#### Your instructions
Print every record below exactly as written.
-- Start of Extracted records --
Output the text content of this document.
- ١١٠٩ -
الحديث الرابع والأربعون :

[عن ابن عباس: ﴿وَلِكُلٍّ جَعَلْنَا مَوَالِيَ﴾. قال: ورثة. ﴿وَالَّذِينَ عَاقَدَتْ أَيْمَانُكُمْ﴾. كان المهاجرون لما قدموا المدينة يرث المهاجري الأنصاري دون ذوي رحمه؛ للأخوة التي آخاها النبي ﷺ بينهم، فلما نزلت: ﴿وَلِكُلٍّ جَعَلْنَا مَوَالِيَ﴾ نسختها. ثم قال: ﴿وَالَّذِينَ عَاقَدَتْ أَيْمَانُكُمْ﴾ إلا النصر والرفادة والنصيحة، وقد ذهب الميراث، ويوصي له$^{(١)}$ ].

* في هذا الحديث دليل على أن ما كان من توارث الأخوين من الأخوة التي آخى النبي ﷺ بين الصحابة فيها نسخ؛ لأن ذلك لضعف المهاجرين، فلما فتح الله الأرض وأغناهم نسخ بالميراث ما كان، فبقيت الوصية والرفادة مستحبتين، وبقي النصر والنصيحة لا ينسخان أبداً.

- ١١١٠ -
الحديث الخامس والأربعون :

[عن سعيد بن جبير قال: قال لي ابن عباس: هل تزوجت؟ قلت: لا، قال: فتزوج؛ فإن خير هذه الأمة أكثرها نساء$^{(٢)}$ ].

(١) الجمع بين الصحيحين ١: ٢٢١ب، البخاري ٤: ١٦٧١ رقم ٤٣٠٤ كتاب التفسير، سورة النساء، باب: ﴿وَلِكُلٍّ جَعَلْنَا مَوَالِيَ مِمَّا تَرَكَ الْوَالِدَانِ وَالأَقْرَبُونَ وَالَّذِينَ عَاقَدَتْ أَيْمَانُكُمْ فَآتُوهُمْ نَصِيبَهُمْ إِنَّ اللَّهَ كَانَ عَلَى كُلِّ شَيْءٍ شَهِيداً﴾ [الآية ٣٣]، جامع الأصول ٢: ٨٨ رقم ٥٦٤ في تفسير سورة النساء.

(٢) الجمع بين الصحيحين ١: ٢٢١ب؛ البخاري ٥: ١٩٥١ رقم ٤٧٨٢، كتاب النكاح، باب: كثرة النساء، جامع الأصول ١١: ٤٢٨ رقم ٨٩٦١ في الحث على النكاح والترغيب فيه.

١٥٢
-- End of Extracted records --
#### Response to this exercise
Output the text content of this document.
- ١١٠٩ -
الحديث الرابع والأربعون :

[عن ابن عباس: ﴿وَلِكُلٍّ جَعَلْنَا مَوَالِيَ﴾. قال: ورثة. ﴿وَالَّذِينَ عَاقَدَتْ أَيْمَانُكُمْ﴾. كان المهاجرون لما قدموا المدينة يرث المهاجري الأنصاري دون ذوي رحمه؛ للأخوة التي آخاها النبي ﷺ بينهم، فلما نزلت: ﴿وَلِكُلٍّ جَعَلْنَا مَوَالِيَ﴾ نسختها. ثم قال: ﴿وَالَّذِينَ عَاقَدَتْ أَيْمَانُكُمْ﴾ إلا النصر والرفادة والنصيحة، وقد ذهب الميراث، ويوصي له$^{(١)}$ ].

* في هذا الحديث دليل على أن ما كان من توارث الأخوين من الأخوة التي آخى النبي ﷺ بين الصحابة فيها نسخ؛ لأن ذلك لضعف المهاجرين، فلما فتح الله الأرض وأغناهم نسخ بالميراث ما كان، فبقيت الوصية والرفادة مستحبتين، وبقي النصر والنصيحة لا ينسخان أبداً.

- ١١١٠ -
الحديث الخامس والأربعون :

[عن سعيد بن جبير قال: قال لي ابن عباس: هل تزوجت؟ قلت: لا، قال: فتزوج؛ فإن خير هذه الأمة أكثرها نساء$^{(٢)}$ ].

(١) الجمع بين الصحيحين ١: ٢٢١ب، البخاري ٤: ١٦٧١ رقم ٤٣٠٤ كتاب التفسير، سورة النساء، باب: ﴿وَلِكُلٍّ جَعَلْنَا مَوَالِيَ مِمَّا تَرَكَ الْوَالِدَانِ وَالأَقْرَبُونَ وَالَّذِينَ عَاقَدَتْ أَيْمَانُكُمْ فَآتُوهُمْ نَصِيبَهُمْ إِنَّ اللَّهَ كَانَ عَلَى كُلِّ شَيْءٍ شَهِيداً﴾ [الآية ٣٣]، جامع الأصول ٢: ٨٨ رقم ٥٦٤ في تفسير سورة النساء.

(٢) الجمع بين الصحيحين ١: ٢٢١ب؛ البخاري ٥: ١٩٥١ رقم ٤٧٨٢، كتاب النكاح، باب: كثرة النساء، جامع الأصول ١١: ٤٢٨ رقم ٨٩٦١ في الحث على النكاح والترغيب فيه.

١٥٢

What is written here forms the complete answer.